▸ **Entries provided**:
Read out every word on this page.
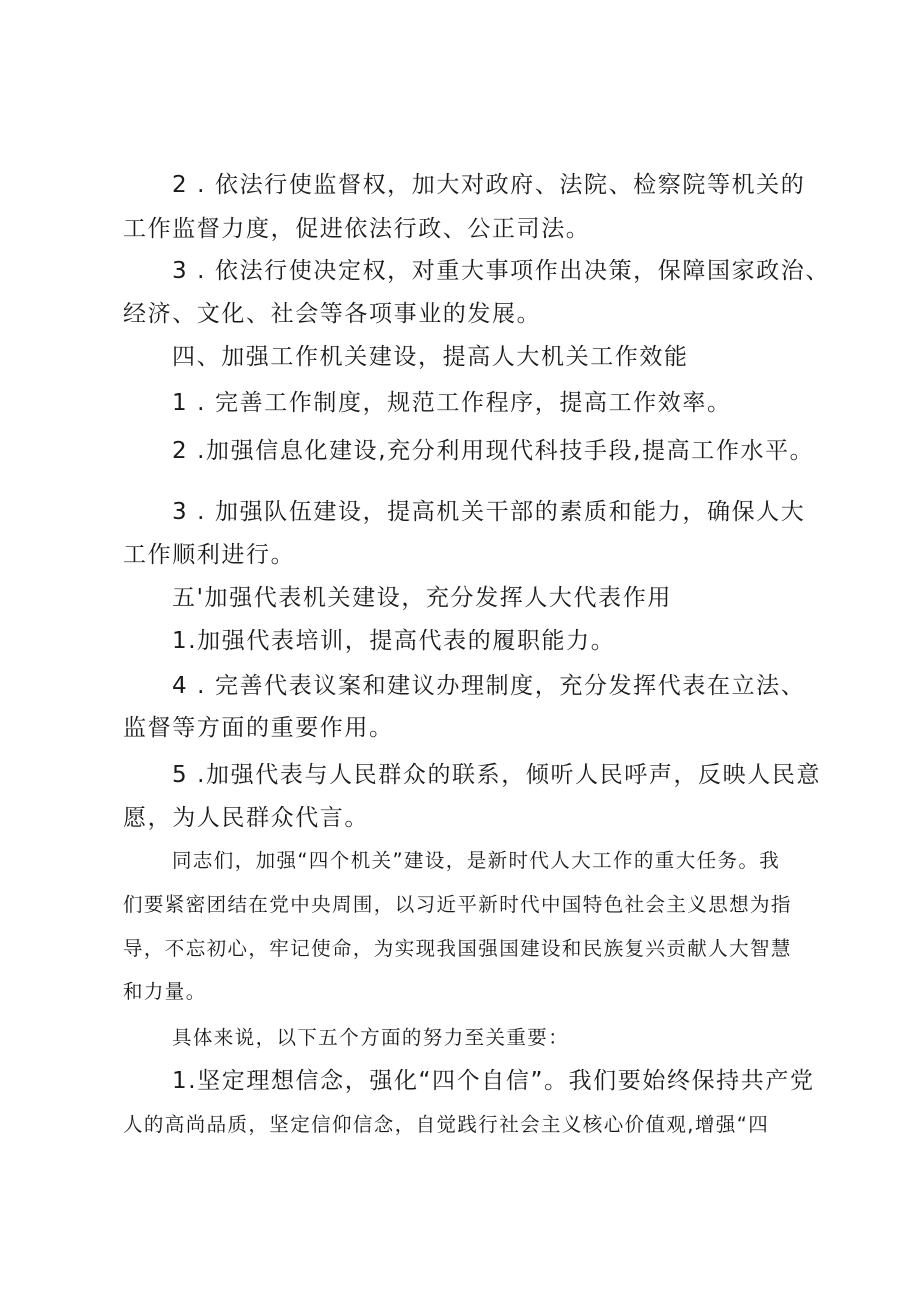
2 . 依法行使监督权，加大对政府、法院、检察院等机关的
工作监督力度，促进依法行政、公正司法。
3 . 依法行使决定权，对重大事项作出决策，保障国家政治、
经济、文化、社会等各项事业的发展。
四、加强工作机关建设，提高人大机关工作效能
1 . 完善工作制度，规范工作程序，提高工作效率。
2 .加强信息化建设,充分利用现代科技手段,提高工作水平。
3 . 加强队伍建设，提高机关干部的素质和能力，确保人大
工作顺利进行。
五'加强代表机关建设，充分发挥人大代表作用
1.加强代表培训，提高代表的履职能力。
4 . 完善代表议案和建议办理制度，充分发挥代表在立法、
监督等方面的重要作用。
5 .加强代表与人民群众的联系，倾听人民呼声，反映人民意
愿，为人民群众代言。
同志们，加强“四个机关”建设，是新时代人大工作的重大任务。我
们要紧密团结在党中央周围，以习近平新时代中国特色社会主义思想为指
导，不忘初心，牢记使命，为实现我国强国建设和民族复兴贡献人大智慧
和力量。
具体来说，以下五个方面的努力至关重要：
1.坚定理想信念，强化“四个自信”。我们要始终保持共产党
人的高尚品质，坚定信仰信念，自觉践行社会主义核心价值观,增强“四
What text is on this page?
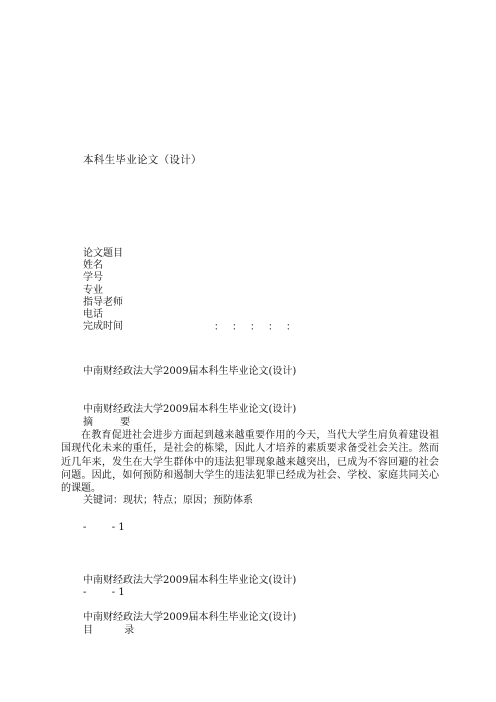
本科生毕业论文（设计）
论文题目
姓名
学号
专业
指导老师
电话
完成时间	： ： ： ： ：
中南财经政法大学2009届本科生毕业论文(设计)
中南财经政法大学2009届本科生毕业论文(设计)
摘 要
在教育促进社会进步方面起到越来越重要作用的今天，当代大学生肩负着建设祖国现代化未来的重任，是社会的栋梁，因此人才培养的素质要求备受社会关注。然而近几年来，发生在大学生群体中的违法犯罪现象越来越突出，已成为不容回避的社会问题。因此，如何预防和遏制大学生的违法犯罪已经成为社会、学校、家庭共同关心的课题。
关键词：现状；特点；原因；预防体系
-        - 1
中南财经政法大学2009届本科生毕业论文(设计)
-        - 1
中南财经政法大学2009届本科生毕业论文(设计)
目 录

▸ **Work required**: Copy out every line of the listing that contains the string "this".

▸ **Exercise output**:
Read out every word on this page.
What text is on this page?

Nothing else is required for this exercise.